▸ Your task:
Out of the lines in this data, how many include "Engineering"? Give the number and nothing else.

- - - -

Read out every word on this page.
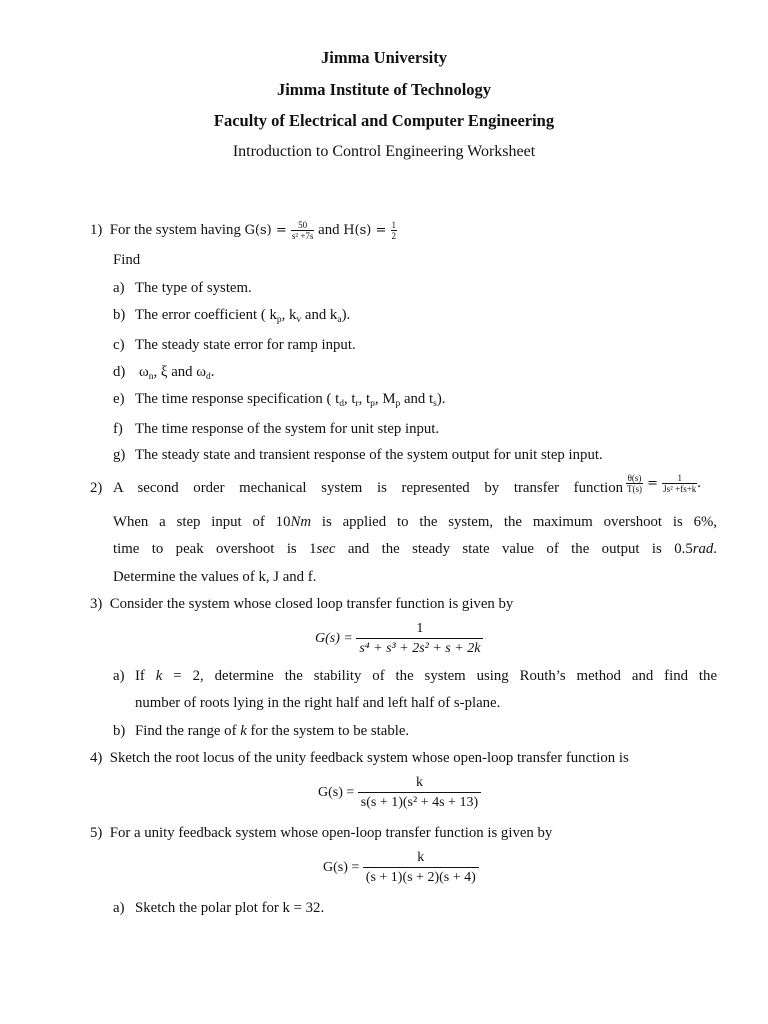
Jimma University
Jimma Institute of Technology
Faculty of Electrical and Computer Engineering
Introduction to Control Engineering Worksheet
1) For the system having $G(s) = \frac{50}{\text{s² +7s}}$ and $H(s) = \frac{1}{2}$
Find
a) The type of system.
b) The error coefficient ( $k_p$, $k_v$ and $k_a$).
c) The steady state error for ramp input.
d) $\omega_n$, ξ and $\omega_d$.
e) The time response specification ( $t_d$, $t_r$, $t_p$, $M_p$ and $t_s$).
f) The time response of the system for unit step input.
g) The steady state and transient response of the system output for unit step input.
2) A second order mechanical system is represented by transfer function $\frac{\theta(s)}{T(s)} = \frac{1}{\text{Js² +fs+k}}$ .
When a step input of 10Nm is applied to the system, the maximum overshoot is 6%,
time to peak overshoot is 1sec and the steady state value of the output is 0.5rad.
Determine the values of k, J and f.
3) Consider the system whose closed loop transfer function is given by
$G(s) = \frac{1}{\text{s⁴ + s³ + 2s² + s + 2k}}$
a) If k = 2, determine the stability of the system using Routh’s method and find the
number of roots lying in the right half and left half of s-plane.
b) Find the range of k for the system to be stable.
4) Sketch the root locus of the unity feedback system whose open-loop transfer function is
$G(s) = \frac{k}{\text{s(s + 1)(s² + 4s + 13)}}$
5) For a unity feedback system whose open-loop transfer function is given by
$G(s) = \frac{k}{(s + 1)(s + 2)(s + 4)}$
a) Sketch the polar plot for k = 32.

- - - -

▸ Answer below:
2